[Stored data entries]
|---|

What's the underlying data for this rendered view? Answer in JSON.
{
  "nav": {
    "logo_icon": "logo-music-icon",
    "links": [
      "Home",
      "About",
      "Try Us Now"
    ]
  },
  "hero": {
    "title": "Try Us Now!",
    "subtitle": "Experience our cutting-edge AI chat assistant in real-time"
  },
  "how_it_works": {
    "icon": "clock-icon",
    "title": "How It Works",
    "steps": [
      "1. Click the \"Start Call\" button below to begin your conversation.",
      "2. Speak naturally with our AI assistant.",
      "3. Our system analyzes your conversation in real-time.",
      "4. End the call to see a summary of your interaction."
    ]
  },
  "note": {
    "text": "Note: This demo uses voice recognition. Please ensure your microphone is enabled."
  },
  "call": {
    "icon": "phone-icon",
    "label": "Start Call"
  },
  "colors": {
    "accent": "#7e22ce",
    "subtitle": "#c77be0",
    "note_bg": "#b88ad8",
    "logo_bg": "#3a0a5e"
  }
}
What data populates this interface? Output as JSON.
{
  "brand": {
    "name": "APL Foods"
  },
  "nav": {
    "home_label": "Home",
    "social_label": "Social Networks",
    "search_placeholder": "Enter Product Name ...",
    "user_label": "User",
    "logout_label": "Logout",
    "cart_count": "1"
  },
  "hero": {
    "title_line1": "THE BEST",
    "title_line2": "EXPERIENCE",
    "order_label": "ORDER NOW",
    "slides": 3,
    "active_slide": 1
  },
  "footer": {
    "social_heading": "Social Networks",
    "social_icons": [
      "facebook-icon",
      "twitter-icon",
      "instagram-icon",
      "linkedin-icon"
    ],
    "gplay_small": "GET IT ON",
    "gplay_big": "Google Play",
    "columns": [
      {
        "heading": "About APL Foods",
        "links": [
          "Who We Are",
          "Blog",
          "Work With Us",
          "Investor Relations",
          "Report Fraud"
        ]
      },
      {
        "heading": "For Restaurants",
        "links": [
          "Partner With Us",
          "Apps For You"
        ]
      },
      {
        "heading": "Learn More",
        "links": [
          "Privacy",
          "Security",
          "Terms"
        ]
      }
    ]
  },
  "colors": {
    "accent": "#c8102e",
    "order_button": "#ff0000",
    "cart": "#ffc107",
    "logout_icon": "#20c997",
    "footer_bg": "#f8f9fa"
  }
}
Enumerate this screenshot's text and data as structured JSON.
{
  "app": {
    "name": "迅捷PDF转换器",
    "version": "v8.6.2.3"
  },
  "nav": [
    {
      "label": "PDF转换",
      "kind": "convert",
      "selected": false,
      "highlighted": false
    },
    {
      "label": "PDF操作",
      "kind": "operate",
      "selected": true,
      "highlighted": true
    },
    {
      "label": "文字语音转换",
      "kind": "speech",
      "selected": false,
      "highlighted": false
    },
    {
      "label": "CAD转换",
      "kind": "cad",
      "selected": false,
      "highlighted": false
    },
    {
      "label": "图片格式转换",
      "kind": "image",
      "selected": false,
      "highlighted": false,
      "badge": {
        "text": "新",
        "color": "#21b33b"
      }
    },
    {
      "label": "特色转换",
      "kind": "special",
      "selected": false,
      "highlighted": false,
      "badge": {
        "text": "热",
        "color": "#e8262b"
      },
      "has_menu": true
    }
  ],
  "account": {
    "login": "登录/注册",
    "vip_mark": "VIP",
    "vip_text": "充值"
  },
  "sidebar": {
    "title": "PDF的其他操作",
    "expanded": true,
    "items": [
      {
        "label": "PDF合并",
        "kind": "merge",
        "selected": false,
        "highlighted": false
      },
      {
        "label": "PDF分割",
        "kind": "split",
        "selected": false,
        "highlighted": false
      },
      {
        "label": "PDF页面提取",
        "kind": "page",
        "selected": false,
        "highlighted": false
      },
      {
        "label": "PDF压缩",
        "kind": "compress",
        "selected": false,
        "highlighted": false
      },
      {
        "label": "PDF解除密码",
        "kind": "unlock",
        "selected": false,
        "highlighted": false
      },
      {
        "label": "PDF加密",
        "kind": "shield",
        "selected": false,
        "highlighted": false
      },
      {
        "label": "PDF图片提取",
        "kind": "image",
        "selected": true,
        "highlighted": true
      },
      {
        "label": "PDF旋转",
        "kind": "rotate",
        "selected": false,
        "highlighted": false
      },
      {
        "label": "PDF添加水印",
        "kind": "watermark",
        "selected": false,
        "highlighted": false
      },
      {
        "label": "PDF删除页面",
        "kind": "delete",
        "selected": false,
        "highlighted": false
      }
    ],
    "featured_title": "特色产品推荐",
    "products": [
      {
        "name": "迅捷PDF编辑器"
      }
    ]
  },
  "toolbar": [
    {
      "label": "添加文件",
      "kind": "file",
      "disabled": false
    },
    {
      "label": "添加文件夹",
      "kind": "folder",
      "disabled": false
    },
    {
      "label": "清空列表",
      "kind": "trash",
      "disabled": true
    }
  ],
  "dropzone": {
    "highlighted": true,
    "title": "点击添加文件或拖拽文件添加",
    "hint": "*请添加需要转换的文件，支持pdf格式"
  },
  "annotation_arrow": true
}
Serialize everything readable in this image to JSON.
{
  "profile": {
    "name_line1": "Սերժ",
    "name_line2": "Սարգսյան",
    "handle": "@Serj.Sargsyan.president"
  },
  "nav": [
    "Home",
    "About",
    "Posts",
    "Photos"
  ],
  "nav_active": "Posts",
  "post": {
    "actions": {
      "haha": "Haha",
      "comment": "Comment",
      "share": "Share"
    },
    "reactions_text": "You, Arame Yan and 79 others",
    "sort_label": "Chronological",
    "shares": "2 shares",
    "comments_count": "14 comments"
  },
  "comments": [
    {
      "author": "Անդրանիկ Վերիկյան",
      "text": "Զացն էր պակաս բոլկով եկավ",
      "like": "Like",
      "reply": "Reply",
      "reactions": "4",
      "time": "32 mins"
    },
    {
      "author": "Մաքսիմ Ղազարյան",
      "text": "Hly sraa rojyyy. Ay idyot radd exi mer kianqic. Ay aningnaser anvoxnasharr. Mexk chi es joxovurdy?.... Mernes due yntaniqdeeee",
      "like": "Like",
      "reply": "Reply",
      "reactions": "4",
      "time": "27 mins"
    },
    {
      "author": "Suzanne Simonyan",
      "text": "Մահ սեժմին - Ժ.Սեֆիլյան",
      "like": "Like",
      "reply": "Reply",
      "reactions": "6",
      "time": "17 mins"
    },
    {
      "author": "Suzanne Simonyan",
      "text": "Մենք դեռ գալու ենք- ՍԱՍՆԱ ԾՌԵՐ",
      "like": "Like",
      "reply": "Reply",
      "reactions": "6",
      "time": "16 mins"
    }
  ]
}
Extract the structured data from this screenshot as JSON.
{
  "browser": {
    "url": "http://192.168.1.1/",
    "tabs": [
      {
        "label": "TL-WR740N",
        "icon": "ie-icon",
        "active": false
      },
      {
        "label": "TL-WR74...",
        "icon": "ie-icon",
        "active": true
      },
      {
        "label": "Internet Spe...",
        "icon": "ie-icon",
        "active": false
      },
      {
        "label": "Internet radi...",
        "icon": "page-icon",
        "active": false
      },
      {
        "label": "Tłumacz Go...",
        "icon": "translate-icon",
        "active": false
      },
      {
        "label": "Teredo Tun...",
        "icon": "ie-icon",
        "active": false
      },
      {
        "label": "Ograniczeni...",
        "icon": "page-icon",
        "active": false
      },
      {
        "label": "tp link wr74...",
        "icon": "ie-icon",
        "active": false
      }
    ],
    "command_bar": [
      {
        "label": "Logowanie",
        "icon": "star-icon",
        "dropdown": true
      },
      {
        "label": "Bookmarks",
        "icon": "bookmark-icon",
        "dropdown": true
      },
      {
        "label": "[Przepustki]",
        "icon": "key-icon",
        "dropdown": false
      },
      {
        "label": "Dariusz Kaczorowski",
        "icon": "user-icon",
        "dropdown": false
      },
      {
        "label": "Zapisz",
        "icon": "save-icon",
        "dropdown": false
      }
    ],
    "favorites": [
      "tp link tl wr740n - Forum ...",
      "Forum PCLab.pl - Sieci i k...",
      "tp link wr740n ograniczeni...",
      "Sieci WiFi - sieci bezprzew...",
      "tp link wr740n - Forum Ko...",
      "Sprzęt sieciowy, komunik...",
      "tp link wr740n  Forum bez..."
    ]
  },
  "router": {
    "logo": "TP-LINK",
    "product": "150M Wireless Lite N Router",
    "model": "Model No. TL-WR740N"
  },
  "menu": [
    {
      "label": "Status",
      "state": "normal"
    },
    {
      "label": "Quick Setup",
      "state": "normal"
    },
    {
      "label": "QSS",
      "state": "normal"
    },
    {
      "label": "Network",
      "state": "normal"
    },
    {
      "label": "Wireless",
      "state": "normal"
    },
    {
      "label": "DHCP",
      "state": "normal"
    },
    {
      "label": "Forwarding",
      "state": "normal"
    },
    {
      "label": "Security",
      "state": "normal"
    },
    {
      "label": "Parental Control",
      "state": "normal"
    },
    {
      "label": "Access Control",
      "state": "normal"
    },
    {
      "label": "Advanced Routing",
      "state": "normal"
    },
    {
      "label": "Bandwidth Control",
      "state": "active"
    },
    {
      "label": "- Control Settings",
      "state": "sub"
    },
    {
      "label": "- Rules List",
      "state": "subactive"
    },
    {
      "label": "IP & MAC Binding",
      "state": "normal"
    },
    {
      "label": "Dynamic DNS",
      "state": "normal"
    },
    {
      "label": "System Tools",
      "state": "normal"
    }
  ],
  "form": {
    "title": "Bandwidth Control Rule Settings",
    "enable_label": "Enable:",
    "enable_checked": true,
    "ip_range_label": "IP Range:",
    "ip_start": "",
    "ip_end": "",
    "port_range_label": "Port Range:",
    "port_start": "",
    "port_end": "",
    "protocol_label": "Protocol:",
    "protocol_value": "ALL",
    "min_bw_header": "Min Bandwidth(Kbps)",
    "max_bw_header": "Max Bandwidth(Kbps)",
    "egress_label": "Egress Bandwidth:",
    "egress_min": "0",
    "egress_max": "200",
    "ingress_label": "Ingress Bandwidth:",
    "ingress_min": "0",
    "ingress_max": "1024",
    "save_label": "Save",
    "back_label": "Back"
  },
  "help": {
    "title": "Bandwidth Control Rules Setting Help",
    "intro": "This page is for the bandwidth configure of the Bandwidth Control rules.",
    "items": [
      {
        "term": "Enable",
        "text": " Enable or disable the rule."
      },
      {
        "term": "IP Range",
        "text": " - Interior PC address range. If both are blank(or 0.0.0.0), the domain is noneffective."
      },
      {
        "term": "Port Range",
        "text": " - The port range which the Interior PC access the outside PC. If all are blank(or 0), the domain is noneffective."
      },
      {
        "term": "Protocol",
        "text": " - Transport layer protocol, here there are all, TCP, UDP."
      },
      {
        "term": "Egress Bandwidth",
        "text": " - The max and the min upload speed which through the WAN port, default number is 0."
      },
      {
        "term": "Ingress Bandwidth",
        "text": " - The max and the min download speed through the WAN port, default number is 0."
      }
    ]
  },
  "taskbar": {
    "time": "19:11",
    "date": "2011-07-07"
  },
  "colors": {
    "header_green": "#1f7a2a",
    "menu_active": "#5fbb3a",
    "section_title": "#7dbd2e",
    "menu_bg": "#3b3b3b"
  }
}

|---|

## PROBLEM STATEMENT:
Which lines hold the word "comments"? Copy each of them from the records.

## OUTPUT OF THE EXERCISE:
    "comments_count": "14 comments"
  "comments": [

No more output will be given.